Locate every line below that contains the word "true" and copy it.

## Start Supplied material

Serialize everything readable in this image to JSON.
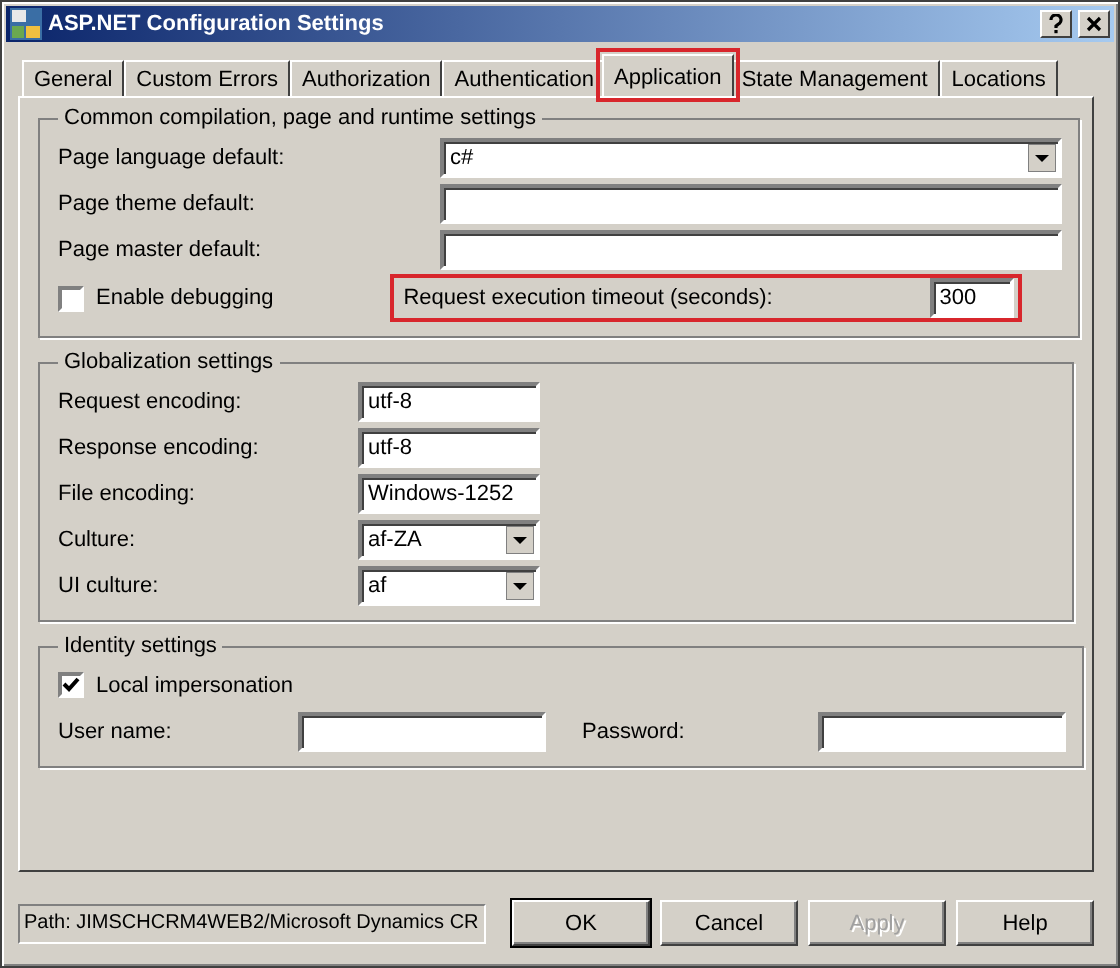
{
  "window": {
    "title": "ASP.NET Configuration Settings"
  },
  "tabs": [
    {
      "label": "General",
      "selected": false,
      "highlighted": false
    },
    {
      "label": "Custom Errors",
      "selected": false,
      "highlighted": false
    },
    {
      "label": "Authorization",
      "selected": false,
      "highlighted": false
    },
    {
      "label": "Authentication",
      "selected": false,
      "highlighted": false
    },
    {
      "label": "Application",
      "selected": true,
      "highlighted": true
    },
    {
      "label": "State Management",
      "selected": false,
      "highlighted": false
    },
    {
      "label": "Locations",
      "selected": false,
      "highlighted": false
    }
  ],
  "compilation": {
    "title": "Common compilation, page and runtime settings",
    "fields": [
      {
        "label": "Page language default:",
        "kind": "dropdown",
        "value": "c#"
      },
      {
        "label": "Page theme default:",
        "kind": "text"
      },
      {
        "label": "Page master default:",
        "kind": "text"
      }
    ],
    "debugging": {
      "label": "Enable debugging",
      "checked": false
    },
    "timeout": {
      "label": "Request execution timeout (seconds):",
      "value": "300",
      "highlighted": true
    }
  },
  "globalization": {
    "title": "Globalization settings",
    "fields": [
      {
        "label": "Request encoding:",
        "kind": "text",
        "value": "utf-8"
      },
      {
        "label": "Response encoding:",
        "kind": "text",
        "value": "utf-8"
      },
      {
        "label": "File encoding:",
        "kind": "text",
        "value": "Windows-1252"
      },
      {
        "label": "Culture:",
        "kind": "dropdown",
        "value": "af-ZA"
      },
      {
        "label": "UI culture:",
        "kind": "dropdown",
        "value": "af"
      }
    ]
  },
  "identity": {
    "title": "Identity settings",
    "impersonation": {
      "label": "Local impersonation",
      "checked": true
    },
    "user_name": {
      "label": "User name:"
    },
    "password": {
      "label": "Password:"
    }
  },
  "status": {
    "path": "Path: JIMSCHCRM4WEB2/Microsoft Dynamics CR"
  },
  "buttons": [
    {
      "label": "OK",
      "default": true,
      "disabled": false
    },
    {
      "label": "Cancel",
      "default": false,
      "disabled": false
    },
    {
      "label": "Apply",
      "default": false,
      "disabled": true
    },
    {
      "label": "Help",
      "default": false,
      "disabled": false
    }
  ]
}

## End Supplied material

▶ **Solution for this task**:
      "selected": true,
      "highlighted": true
      "highlighted": true
      "checked": true
      "default": true,
      "disabled": true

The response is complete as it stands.